- [To do]: Each record is to be printed again precisely as it reads.

- [Extracted data entries]:
-- Start --
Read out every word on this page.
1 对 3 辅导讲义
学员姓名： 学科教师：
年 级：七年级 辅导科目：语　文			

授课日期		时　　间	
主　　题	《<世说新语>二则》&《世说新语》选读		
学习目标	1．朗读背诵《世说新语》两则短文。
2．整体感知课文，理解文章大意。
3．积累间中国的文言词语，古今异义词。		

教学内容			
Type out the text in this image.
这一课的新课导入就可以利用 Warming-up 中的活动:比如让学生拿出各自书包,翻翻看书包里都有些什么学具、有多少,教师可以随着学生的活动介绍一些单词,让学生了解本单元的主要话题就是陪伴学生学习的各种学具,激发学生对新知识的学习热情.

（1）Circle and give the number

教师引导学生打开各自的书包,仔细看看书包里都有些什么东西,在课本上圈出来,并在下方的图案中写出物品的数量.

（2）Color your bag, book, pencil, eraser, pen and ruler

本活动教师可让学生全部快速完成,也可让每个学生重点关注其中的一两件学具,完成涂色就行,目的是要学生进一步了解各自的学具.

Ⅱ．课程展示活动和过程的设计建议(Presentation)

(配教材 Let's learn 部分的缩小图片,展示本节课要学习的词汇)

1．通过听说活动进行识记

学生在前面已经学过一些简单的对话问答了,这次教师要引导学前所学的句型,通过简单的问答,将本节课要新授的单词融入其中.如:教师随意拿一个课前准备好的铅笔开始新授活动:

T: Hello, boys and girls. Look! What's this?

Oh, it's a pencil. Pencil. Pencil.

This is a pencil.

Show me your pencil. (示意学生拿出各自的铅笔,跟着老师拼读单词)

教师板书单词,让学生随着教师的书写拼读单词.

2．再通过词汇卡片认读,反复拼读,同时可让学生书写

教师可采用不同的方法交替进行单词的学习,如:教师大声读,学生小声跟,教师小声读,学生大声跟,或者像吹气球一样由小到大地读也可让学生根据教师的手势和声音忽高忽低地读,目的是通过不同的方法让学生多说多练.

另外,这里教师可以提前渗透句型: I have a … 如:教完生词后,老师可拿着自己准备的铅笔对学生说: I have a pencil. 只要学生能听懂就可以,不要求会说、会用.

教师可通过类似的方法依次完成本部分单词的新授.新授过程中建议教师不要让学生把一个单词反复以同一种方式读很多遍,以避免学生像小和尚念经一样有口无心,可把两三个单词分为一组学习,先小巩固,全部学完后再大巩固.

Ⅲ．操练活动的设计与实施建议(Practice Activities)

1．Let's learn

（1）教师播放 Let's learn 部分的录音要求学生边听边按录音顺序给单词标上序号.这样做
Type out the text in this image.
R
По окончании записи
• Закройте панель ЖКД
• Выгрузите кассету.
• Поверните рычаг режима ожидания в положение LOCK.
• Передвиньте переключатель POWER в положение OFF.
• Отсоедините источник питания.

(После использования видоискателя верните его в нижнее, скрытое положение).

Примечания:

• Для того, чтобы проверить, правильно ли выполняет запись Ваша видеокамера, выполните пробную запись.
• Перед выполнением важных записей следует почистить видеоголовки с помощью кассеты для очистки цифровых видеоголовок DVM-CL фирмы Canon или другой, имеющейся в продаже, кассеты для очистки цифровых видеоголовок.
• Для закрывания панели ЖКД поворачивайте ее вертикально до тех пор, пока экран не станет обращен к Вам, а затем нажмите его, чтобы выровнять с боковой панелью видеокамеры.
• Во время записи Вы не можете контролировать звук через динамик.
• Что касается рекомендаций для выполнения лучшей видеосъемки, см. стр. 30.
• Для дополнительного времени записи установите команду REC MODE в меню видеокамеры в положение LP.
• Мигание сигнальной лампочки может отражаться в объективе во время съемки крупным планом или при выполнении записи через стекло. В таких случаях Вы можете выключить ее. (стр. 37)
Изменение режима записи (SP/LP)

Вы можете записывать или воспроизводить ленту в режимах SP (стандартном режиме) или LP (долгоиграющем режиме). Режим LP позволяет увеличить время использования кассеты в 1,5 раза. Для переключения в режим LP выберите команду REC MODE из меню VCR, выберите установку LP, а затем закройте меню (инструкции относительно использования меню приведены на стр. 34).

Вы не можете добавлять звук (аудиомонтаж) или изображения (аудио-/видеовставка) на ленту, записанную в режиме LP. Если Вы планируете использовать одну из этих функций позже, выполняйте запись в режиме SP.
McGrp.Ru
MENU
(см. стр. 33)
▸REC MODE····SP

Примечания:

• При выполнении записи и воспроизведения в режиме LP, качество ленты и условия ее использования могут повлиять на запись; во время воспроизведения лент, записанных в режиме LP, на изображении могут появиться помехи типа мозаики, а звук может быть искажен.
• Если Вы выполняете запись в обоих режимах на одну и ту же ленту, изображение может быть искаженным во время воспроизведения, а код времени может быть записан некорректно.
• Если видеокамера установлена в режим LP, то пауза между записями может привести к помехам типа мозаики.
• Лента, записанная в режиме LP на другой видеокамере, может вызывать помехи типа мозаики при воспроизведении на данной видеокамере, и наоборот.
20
-- End --
- [Completed exercise]:
Read out every word on this page.
1 对 3 辅导讲义
学员姓名： 学科教师：
年 级：七年级 辅导科目：语　文			

授课日期		时　　间	
主　　题	《<世说新语>二则》&《世说新语》选读		
学习目标	1．朗读背诵《世说新语》两则短文。
2．整体感知课文，理解文章大意。
3．积累间中国的文言词语，古今异义词。		

教学内容			
Type out the text in this image.
这一课的新课导入就可以利用 Warming-up 中的活动:比如让学生拿出各自书包,翻翻看书包里都有些什么学具、有多少,教师可以随着学生的活动介绍一些单词,让学生了解本单元的主要话题就是陪伴学生学习的各种学具,激发学生对新知识的学习热情.

（1）Circle and give the number

教师引导学生打开各自的书包,仔细看看书包里都有些什么东西,在课本上圈出来,并在下方的图案中写出物品的数量.

（2）Color your bag, book, pencil, eraser, pen and ruler

本活动教师可让学生全部快速完成,也可让每个学生重点关注其中的一两件学具,完成涂色就行,目的是要学生进一步了解各自的学具.

Ⅱ．课程展示活动和过程的设计建议(Presentation)

(配教材 Let's learn 部分的缩小图片,展示本节课要学习的词汇)

1．通过听说活动进行识记

学生在前面已经学过一些简单的对话问答了,这次教师要引导学前所学的句型,通过简单的问答,将本节课要新授的单词融入其中.如:教师随意拿一个课前准备好的铅笔开始新授活动:

T: Hello, boys and girls. Look! What's this?

Oh, it's a pencil. Pencil. Pencil.

This is a pencil.

Show me your pencil. (示意学生拿出各自的铅笔,跟着老师拼读单词)

教师板书单词,让学生随着教师的书写拼读单词.

2．再通过词汇卡片认读,反复拼读,同时可让学生书写

教师可采用不同的方法交替进行单词的学习,如:教师大声读,学生小声跟,教师小声读,学生大声跟,或者像吹气球一样由小到大地读也可让学生根据教师的手势和声音忽高忽低地读,目的是通过不同的方法让学生多说多练.

另外,这里教师可以提前渗透句型: I have a … 如:教完生词后,老师可拿着自己准备的铅笔对学生说: I have a pencil. 只要学生能听懂就可以,不要求会说、会用.

教师可通过类似的方法依次完成本部分单词的新授.新授过程中建议教师不要让学生把一个单词反复以同一种方式读很多遍,以避免学生像小和尚念经一样有口无心,可把两三个单词分为一组学习,先小巩固,全部学完后再大巩固.

Ⅲ．操练活动的设计与实施建议(Practice Activities)

1．Let's learn

（1）教师播放 Let's learn 部分的录音要求学生边听边按录音顺序给单词标上序号.这样做
Type out the text in this image.
R
По окончании записи
• Закройте панель ЖКД
• Выгрузите кассету.
• Поверните рычаг режима ожидания в положение LOCK.
• Передвиньте переключатель POWER в положение OFF.
• Отсоедините источник питания.

(После использования видоискателя верните его в нижнее, скрытое положение).

Примечания:

• Для того, чтобы проверить, правильно ли выполняет запись Ваша видеокамера, выполните пробную запись.
• Перед выполнением важных записей следует почистить видеоголовки с помощью кассеты для очистки цифровых видеоголовок DVM-CL фирмы Canon или другой, имеющейся в продаже, кассеты для очистки цифровых видеоголовок.
• Для закрывания панели ЖКД поворачивайте ее вертикально до тех пор, пока экран не станет обращен к Вам, а затем нажмите его, чтобы выровнять с боковой панелью видеокамеры.
• Во время записи Вы не можете контролировать звук через динамик.
• Что касается рекомендаций для выполнения лучшей видеосъемки, см. стр. 30.
• Для дополнительного времени записи установите команду REC MODE в меню видеокамеры в положение LP.
• Мигание сигнальной лампочки может отражаться в объективе во время съемки крупным планом или при выполнении записи через стекло. В таких случаях Вы можете выключить ее. (стр. 37)
Изменение режима записи (SP/LP)

Вы можете записывать или воспроизводить ленту в режимах SP (стандартном режиме) или LP (долгоиграющем режиме). Режим LP позволяет увеличить время использования кассеты в 1,5 раза. Для переключения в режим LP выберите команду REC MODE из меню VCR, выберите установку LP, а затем закройте меню (инструкции относительно использования меню приведены на стр. 34).

Вы не можете добавлять звук (аудиомонтаж) или изображения (аудио-/видеовставка) на ленту, записанную в режиме LP. Если Вы планируете использовать одну из этих функций позже, выполняйте запись в режиме SP.
McGrp.Ru
MENU
(см. стр. 33)
▸REC MODE····SP

Примечания:

• При выполнении записи и воспроизведения в режиме LP, качество ленты и условия ее использования могут повлиять на запись; во время воспроизведения лент, записанных в режиме LP, на изображении могут появиться помехи типа мозаики, а звук может быть искажен.
• Если Вы выполняете запись в обоих режимах на одну и ту же ленту, изображение может быть искаженным во время воспроизведения, а код времени может быть записан некорректно.
• Если видеокамера установлена в режим LP, то пауза между записями может привести к помехам типа мозаики.
• Лента, записанная в режиме LP на другой видеокамере, может вызывать помехи типа мозаики при воспроизведении на данной видеокамере, и наоборот.
20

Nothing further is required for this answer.